::: Source records

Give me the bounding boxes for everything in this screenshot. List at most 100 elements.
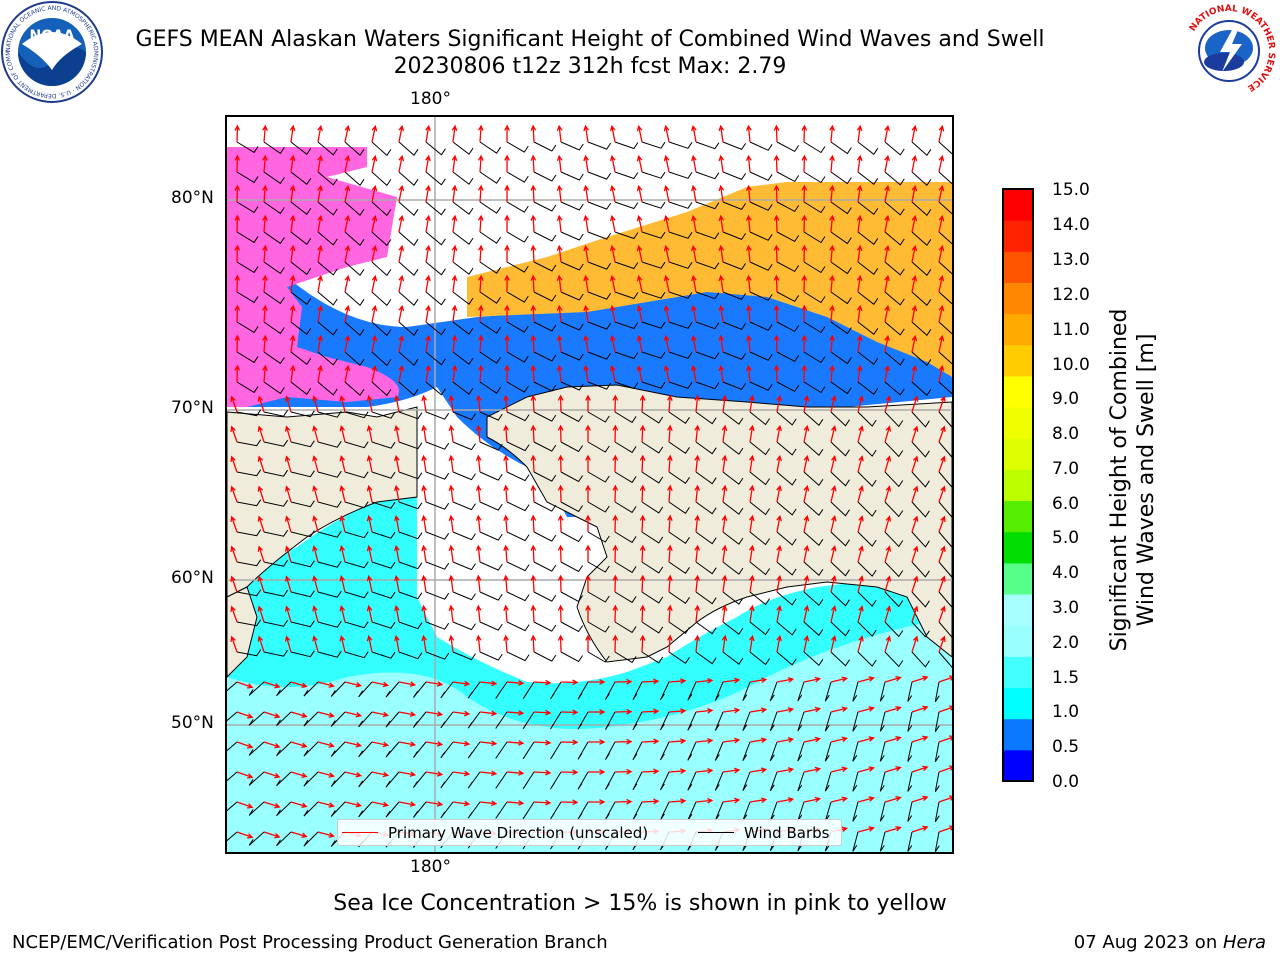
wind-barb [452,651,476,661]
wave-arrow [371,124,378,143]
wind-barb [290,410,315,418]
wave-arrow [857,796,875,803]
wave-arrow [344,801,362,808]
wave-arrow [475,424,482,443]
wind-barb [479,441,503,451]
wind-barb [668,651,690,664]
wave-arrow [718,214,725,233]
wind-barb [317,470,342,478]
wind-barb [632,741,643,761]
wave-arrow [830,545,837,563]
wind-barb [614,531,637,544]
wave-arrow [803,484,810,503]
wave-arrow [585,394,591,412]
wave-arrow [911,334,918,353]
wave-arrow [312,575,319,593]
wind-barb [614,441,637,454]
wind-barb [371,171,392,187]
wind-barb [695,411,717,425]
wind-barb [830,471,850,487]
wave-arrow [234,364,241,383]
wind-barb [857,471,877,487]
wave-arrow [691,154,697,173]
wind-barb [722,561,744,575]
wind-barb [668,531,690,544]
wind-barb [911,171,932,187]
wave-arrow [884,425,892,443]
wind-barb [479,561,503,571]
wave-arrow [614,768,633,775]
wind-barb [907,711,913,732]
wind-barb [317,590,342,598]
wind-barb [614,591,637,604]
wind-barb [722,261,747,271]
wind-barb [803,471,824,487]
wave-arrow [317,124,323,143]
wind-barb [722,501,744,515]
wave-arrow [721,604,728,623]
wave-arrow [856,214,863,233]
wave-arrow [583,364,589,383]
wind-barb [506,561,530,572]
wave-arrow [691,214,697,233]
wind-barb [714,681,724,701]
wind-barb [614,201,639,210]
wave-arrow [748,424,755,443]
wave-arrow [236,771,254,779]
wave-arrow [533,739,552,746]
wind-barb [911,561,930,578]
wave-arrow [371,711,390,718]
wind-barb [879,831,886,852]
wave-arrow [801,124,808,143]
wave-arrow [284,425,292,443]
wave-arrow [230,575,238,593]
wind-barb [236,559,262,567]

::::::

- _Written task_
Please rewrite the rows above as a numbered list, skipping blank lines and leaving out the pictures.

- _Output for this exercise_
1. Give me the bounding boxes for everything in this screenshot. List at most 100 elements.
2. wind-barb [452,651,476,661]
3. wave-arrow [371,124,378,143]
4. wind-barb [290,410,315,418]
5. wave-arrow [857,796,875,803]
6. wave-arrow [344,801,362,808]
7. wave-arrow [475,424,482,443]
8. wind-barb [479,441,503,451]
9. wind-barb [668,651,690,664]
10. wave-arrow [718,214,725,233]
11. wind-barb [317,470,342,478]
12. wind-barb [632,741,643,761]
13. wave-arrow [830,545,837,563]
14. wind-barb [614,531,637,544]
15. wave-arrow [803,484,810,503]
16. wave-arrow [585,394,591,412]
17. wave-arrow [911,334,918,353]
18. wave-arrow [312,575,319,593]
19. wind-barb [614,441,637,454]
20. wind-barb [371,171,392,187]
21. wind-barb [695,411,717,425]
22. wind-barb [830,471,850,487]
23. wave-arrow [234,364,241,383]
24. wind-barb [857,471,877,487]
25. wave-arrow [691,154,697,173]
26. wind-barb [722,561,744,575]
27. wind-barb [668,531,690,544]
28. wind-barb [911,171,932,187]
29. wave-arrow [884,425,892,443]
30. wind-barb [479,561,503,571]
31. wave-arrow [614,768,633,775]
32. wind-barb [907,711,913,732]
33. wind-barb [317,590,342,598]
34. wind-barb [614,591,637,604]
35. wind-barb [722,261,747,271]
36. wind-barb [803,471,824,487]
37. wave-arrow [317,124,323,143]
38. wind-barb [722,501,744,515]
39. wave-arrow [721,604,728,623]
40. wave-arrow [856,214,863,233]
41. wave-arrow [583,364,589,383]
42. wind-barb [506,561,530,572]
43. wave-arrow [691,214,697,233]
44. wind-barb [714,681,724,701]
45. wind-barb [614,201,639,210]
46. wave-arrow [748,424,755,443]
47. wave-arrow [236,771,254,779]
48. wave-arrow [533,739,552,746]
49. wind-barb [911,561,930,578]
50. wave-arrow [371,711,390,718]
51. wind-barb [879,831,886,852]
52. wave-arrow [801,124,808,143]
53. wave-arrow [284,425,292,443]
54. wave-arrow [230,575,238,593]
55. wind-barb [236,559,262,567]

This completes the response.